Records from a collection of figures:
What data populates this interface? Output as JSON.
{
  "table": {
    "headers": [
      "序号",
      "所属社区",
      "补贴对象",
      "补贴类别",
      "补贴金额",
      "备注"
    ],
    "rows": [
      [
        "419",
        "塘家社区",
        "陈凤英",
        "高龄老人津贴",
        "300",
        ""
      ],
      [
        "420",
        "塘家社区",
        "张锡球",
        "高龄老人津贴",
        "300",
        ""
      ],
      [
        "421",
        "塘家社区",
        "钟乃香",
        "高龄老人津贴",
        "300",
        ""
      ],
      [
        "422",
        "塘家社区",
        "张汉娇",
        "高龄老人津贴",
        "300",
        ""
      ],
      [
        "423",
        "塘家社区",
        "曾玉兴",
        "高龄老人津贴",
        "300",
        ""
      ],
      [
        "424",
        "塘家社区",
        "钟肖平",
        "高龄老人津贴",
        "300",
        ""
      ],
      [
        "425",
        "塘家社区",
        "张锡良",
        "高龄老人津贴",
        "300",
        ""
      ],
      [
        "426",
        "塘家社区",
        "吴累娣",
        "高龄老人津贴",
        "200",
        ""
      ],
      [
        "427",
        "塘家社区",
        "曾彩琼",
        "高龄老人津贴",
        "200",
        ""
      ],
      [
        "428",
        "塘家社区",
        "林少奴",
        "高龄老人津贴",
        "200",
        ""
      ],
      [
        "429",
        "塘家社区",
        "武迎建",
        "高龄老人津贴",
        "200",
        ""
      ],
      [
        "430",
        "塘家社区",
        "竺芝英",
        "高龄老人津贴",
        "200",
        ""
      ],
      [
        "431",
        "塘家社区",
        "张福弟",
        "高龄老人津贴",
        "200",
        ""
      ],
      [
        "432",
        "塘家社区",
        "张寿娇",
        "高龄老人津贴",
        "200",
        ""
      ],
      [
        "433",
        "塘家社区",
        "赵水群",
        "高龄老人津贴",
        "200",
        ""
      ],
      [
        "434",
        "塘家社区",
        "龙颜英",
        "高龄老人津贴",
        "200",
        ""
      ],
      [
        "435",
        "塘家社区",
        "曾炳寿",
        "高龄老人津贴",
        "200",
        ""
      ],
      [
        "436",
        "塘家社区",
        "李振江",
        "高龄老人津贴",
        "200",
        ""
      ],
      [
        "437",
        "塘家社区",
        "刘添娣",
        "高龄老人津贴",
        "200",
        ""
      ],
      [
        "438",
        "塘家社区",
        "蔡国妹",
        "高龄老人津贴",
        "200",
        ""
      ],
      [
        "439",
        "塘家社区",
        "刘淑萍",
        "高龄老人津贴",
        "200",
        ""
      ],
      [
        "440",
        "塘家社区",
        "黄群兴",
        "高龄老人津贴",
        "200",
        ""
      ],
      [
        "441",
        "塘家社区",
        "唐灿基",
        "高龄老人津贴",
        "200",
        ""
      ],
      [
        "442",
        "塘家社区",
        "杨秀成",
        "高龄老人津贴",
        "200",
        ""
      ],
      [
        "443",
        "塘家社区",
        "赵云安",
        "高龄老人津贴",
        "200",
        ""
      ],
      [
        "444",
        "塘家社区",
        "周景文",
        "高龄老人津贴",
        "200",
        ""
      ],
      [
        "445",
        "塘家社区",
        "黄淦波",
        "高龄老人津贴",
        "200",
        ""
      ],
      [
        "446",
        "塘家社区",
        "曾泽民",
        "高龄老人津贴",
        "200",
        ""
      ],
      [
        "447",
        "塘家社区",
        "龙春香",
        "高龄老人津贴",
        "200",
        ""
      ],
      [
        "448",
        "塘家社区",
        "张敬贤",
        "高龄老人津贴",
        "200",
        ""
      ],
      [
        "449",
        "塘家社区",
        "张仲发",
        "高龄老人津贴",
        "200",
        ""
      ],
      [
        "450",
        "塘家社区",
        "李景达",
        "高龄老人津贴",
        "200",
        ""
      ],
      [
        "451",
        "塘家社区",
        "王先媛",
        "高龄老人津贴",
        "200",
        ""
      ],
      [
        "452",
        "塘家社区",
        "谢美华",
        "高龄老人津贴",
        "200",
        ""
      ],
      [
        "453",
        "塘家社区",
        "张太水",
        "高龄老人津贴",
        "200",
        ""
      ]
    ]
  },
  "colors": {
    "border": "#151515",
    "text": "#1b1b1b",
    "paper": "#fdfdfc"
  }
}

> Stated task
Return every line of the material exactly.

> Answer for the task
What data populates this interface? Output as JSON.
{
  "table": {
    "headers": [
      "序号",
      "所属社区",
      "补贴对象",
      "补贴类别",
      "补贴金额",
      "备注"
    ],
    "rows": [
      [
        "419",
        "塘家社区",
        "陈凤英",
        "高龄老人津贴",
        "300",
        ""
      ],
      [
        "420",
        "塘家社区",
        "张锡球",
        "高龄老人津贴",
        "300",
        ""
      ],
      [
        "421",
        "塘家社区",
        "钟乃香",
        "高龄老人津贴",
        "300",
        ""
      ],
      [
        "422",
        "塘家社区",
        "张汉娇",
        "高龄老人津贴",
        "300",
        ""
      ],
      [
        "423",
        "塘家社区",
        "曾玉兴",
        "高龄老人津贴",
        "300",
        ""
      ],
      [
        "424",
        "塘家社区",
        "钟肖平",
        "高龄老人津贴",
        "300",
        ""
      ],
      [
        "425",
        "塘家社区",
        "张锡良",
        "高龄老人津贴",
        "300",
        ""
      ],
      [
        "426",
        "塘家社区",
        "吴累娣",
        "高龄老人津贴",
        "200",
        ""
      ],
      [
        "427",
        "塘家社区",
        "曾彩琼",
        "高龄老人津贴",
        "200",
        ""
      ],
      [
        "428",
        "塘家社区",
        "林少奴",
        "高龄老人津贴",
        "200",
        ""
      ],
      [
        "429",
        "塘家社区",
        "武迎建",
        "高龄老人津贴",
        "200",
        ""
      ],
      [
        "430",
        "塘家社区",
        "竺芝英",
        "高龄老人津贴",
        "200",
        ""
      ],
      [
        "431",
        "塘家社区",
        "张福弟",
        "高龄老人津贴",
        "200",
        ""
      ],
      [
        "432",
        "塘家社区",
        "张寿娇",
        "高龄老人津贴",
        "200",
        ""
      ],
      [
        "433",
        "塘家社区",
        "赵水群",
        "高龄老人津贴",
        "200",
        ""
      ],
      [
        "434",
        "塘家社区",
        "龙颜英",
        "高龄老人津贴",
        "200",
        ""
      ],
      [
        "435",
        "塘家社区",
        "曾炳寿",
        "高龄老人津贴",
        "200",
        ""
      ],
      [
        "436",
        "塘家社区",
        "李振江",
        "高龄老人津贴",
        "200",
        ""
      ],
      [
        "437",
        "塘家社区",
        "刘添娣",
        "高龄老人津贴",
        "200",
        ""
      ],
      [
        "438",
        "塘家社区",
        "蔡国妹",
        "高龄老人津贴",
        "200",
        ""
      ],
      [
        "439",
        "塘家社区",
        "刘淑萍",
        "高龄老人津贴",
        "200",
        ""
      ],
      [
        "440",
        "塘家社区",
        "黄群兴",
        "高龄老人津贴",
        "200",
        ""
      ],
      [
        "441",
        "塘家社区",
        "唐灿基",
        "高龄老人津贴",
        "200",
        ""
      ],
      [
        "442",
        "塘家社区",
        "杨秀成",
        "高龄老人津贴",
        "200",
        ""
      ],
      [
        "443",
        "塘家社区",
        "赵云安",
        "高龄老人津贴",
        "200",
        ""
      ],
      [
        "444",
        "塘家社区",
        "周景文",
        "高龄老人津贴",
        "200",
        ""
      ],
      [
        "445",
        "塘家社区",
        "黄淦波",
        "高龄老人津贴",
        "200",
        ""
      ],
      [
        "446",
        "塘家社区",
        "曾泽民",
        "高龄老人津贴",
        "200",
        ""
      ],
      [
        "447",
        "塘家社区",
        "龙春香",
        "高龄老人津贴",
        "200",
        ""
      ],
      [
        "448",
        "塘家社区",
        "张敬贤",
        "高龄老人津贴",
        "200",
        ""
      ],
      [
        "449",
        "塘家社区",
        "张仲发",
        "高龄老人津贴",
        "200",
        ""
      ],
      [
        "450",
        "塘家社区",
        "李景达",
        "高龄老人津贴",
        "200",
        ""
      ],
      [
        "451",
        "塘家社区",
        "王先媛",
        "高龄老人津贴",
        "200",
        ""
      ],
      [
        "452",
        "塘家社区",
        "谢美华",
        "高龄老人津贴",
        "200",
        ""
      ],
      [
        "453",
        "塘家社区",
        "张太水",
        "高龄老人津贴",
        "200",
        ""
      ]
    ]
  },
  "colors": {
    "border": "#151515",
    "text": "#1b1b1b",
    "paper": "#fdfdfc"
  }
}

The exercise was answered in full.